=== SHORT EXERCISE ===
For the passage below on the mark of love, decide whether each statement agrees with it: (a) the mark taken up this month is love; (b) James Packer is the one who explains God's love with the words "My grace, saith God, shall be yours to pardon you"; (c) God's love is known most specifically and clearly through the Old Testament. Answer each with yes or no and quote the deciding words of the passage.

=== EXCERPTED PASSAGE ===
··········

We have already looked at the characteristics of
joy, holiness and witnessing. This month we want to
consider the mark of LOVE. Jesus prays in His great
prayer to the Father, that we might know and have the love
of God. Without love, all else is for nought. Paul knew this.
After talking about faith, hope and love, he concludes by
saying, "But the greatest of these is love." It is the new
commandment that Jesus gave his disciples to follow: "As I
loved you, so you must love one another."
In verse 26 of John chapter 17: Jesus prays: "I
have made you known to them, and will continue to make
you known in order that the love you have for me may be in
them, and that I myself may be in them." What can we say
about love on the basis of this verse.
1. First of all, we can say that it has its source in
God. It comes from God. James Packer describes God's
love "as an exercise of His goodness towards individual
sinners, whereby, having identified Himself with their
welfare, He has given His son to be their Saviour, and now
brings them to know and enjoy Him in a covenant
relationship." Another person explains the love of God in
writing, "My grace, saith God, shall be yours to pardon you,
and my power shall be yours to protect you, and my
goodness shall be yours to relieve you, and my mercy shall
be yours to supply you, and my glory shall be yours to
crown you." His grace, power, wisdom, goodness, mercy
and glory are exercised and demonstrated out of love.
Such is God's love. And how do we know that God loves
us. By the Old Testament, yes; by the teaching of the New
Testament, yes. But most specifically and clearly through
the cross of Christ. As we understand our position before
God; condemned to eternal separation from God, because
of wilful disobedience, and inspite of this, God intervening
in our history, through the death of Christ, so that our sin
would no longer be held against us, and a bridge to the
Father made so that we can know Him in a personal way,
and have fellowship with Him. This can have only one
result: "Love so amazing, so divine, demands our my soul,
my life, my all."
2. Secondly, we find in our text that Jesus does
not merely show us where can find love, He also shows us
where we can demonstrate love. For He goes on to pray
that "the love you have for me may be in them, and that I
myself may be in them." Love is to be shown in our lives.
Why is Jesus concerned that His love should be seen in us.
He is concerned about it simply because it is only in His
followers that anyone in this age, or in any other age except
His own, can see the love of God. But how do we do it?

··········

=== DATA EXCERPT ===
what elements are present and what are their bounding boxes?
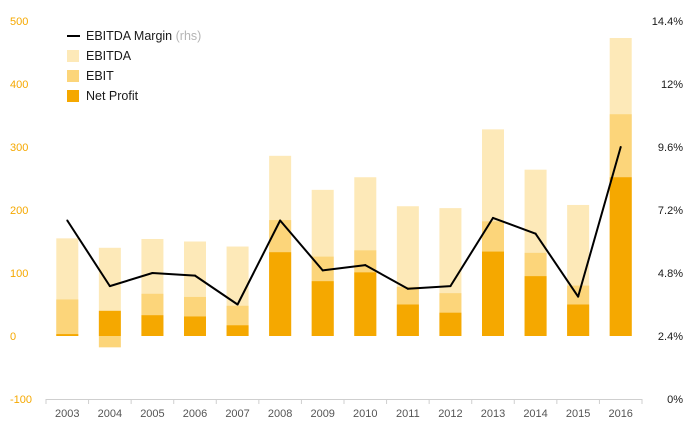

··········

=== REPLY ===
(a) Yes: "This month we want to consider the mark of LOVE."
(b) No: "Another person explains the love of God in writing, "My grace, saith God, shall be yours to pardon you,"
(c) No: "But most specifically and clearly through the cross of Christ."